What is expected:
Leaving out the pictures, please retype each record exactly.

[Dataset listings of figures]
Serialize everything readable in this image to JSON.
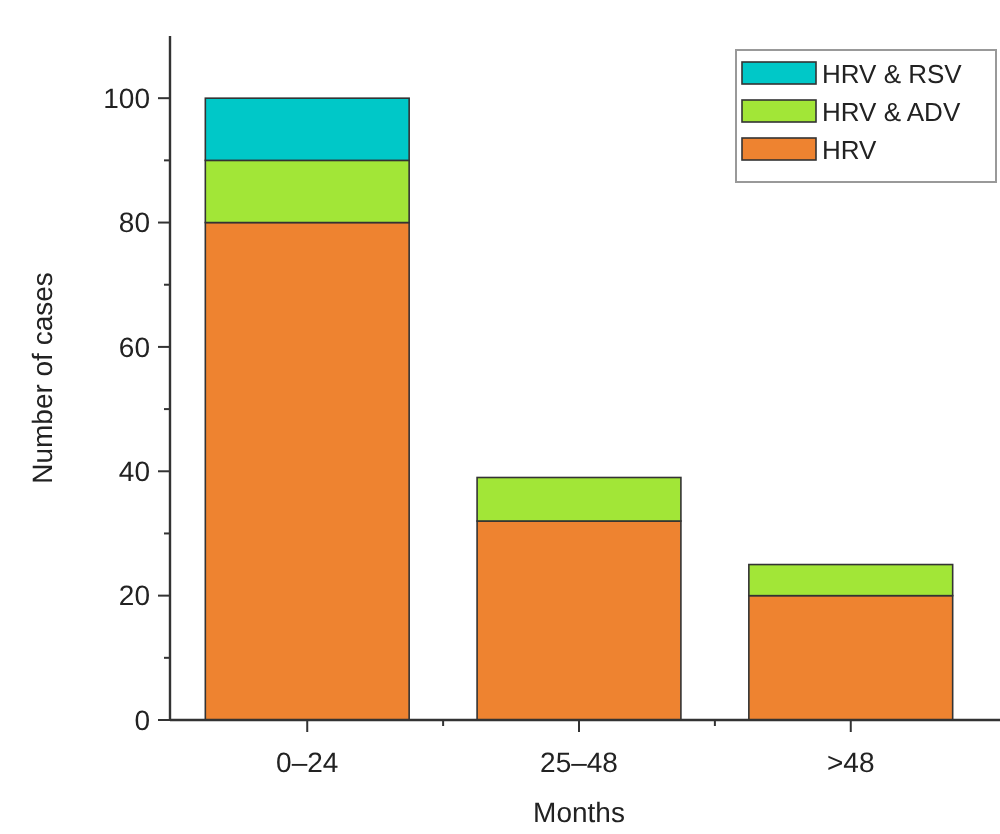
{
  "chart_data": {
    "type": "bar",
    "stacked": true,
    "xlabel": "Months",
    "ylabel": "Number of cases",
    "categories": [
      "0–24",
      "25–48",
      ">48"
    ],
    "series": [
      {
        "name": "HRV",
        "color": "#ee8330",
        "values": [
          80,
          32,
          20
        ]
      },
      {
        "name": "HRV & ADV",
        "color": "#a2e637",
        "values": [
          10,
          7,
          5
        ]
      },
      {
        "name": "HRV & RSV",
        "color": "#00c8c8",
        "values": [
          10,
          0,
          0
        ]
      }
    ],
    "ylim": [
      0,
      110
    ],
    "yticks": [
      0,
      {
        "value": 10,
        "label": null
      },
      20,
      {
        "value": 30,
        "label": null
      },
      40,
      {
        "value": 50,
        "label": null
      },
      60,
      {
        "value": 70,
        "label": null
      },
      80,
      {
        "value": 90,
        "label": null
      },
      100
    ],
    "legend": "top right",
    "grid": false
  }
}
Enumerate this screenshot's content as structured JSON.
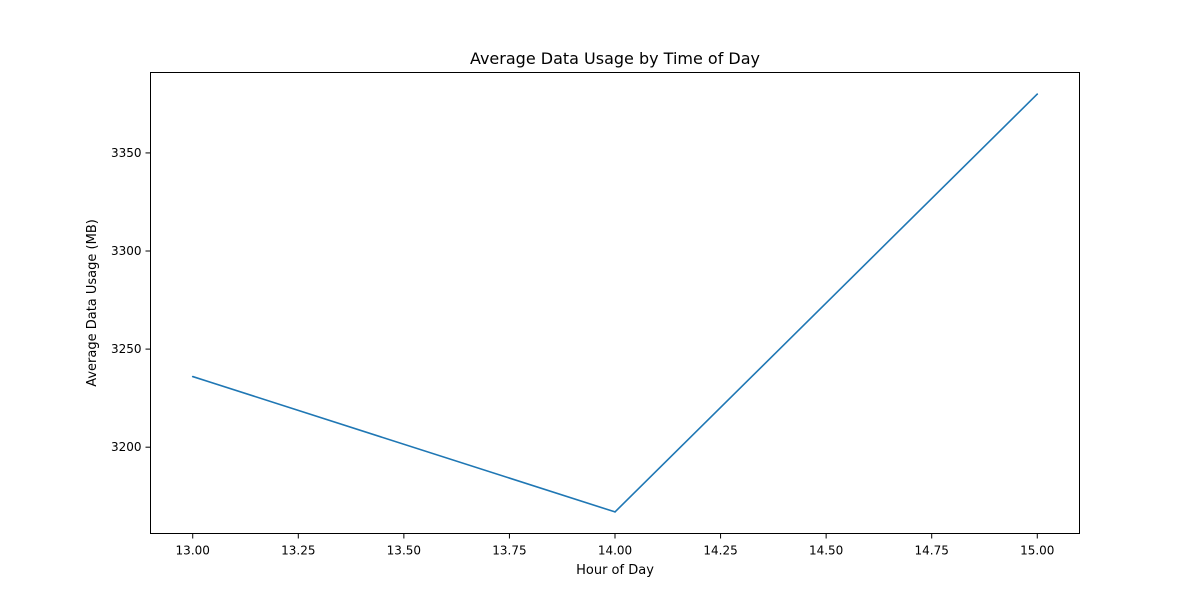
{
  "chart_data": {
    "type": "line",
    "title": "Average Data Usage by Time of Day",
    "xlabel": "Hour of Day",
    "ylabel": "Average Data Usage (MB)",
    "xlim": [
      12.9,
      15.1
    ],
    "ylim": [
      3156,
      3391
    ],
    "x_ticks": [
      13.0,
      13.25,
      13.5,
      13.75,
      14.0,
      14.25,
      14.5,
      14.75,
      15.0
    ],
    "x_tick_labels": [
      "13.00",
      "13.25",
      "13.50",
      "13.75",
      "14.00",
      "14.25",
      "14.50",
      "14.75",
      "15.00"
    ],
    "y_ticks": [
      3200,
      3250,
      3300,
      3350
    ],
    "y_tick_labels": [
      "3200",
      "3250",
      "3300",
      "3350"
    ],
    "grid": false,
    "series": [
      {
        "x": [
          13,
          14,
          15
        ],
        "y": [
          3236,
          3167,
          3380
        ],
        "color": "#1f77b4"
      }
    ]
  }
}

The completed task:
Serialize everything readable in this image to JSON.
{
  "chart_data": {
    "type": "bar",
    "stacked": true,
    "xlabel": "Months",
    "ylabel": "Number of cases",
    "categories": [
      "0–24",
      "25–48",
      ">48"
    ],
    "series": [
      {
        "name": "HRV",
        "color": "#ee8330",
        "values": [
          80,
          32,
          20
        ]
      },
      {
        "name": "HRV & ADV",
        "color": "#a2e637",
        "values": [
          10,
          7,
          5
        ]
      },
      {
        "name": "HRV & RSV",
        "color": "#00c8c8",
        "values": [
          10,
          0,
          0
        ]
      }
    ],
    "ylim": [
      0,
      110
    ],
    "yticks": [
      0,
      {
        "value": 10,
        "label": null
      },
      20,
      {
        "value": 30,
        "label": null
      },
      40,
      {
        "value": 50,
        "label": null
      },
      60,
      {
        "value": 70,
        "label": null
      },
      80,
      {
        "value": 90,
        "label": null
      },
      100
    ],
    "legend": "top right",
    "grid": false
  }
}
Enumerate this screenshot's content as structured JSON.
{
  "chart_data": {
    "type": "line",
    "title": "Average Data Usage by Time of Day",
    "xlabel": "Hour of Day",
    "ylabel": "Average Data Usage (MB)",
    "xlim": [
      12.9,
      15.1
    ],
    "ylim": [
      3156,
      3391
    ],
    "x_ticks": [
      13.0,
      13.25,
      13.5,
      13.75,
      14.0,
      14.25,
      14.5,
      14.75,
      15.0
    ],
    "x_tick_labels": [
      "13.00",
      "13.25",
      "13.50",
      "13.75",
      "14.00",
      "14.25",
      "14.50",
      "14.75",
      "15.00"
    ],
    "y_ticks": [
      3200,
      3250,
      3300,
      3350
    ],
    "y_tick_labels": [
      "3200",
      "3250",
      "3300",
      "3350"
    ],
    "grid": false,
    "series": [
      {
        "x": [
          13,
          14,
          15
        ],
        "y": [
          3236,
          3167,
          3380
        ],
        "color": "#1f77b4"
      }
    ]
  }
}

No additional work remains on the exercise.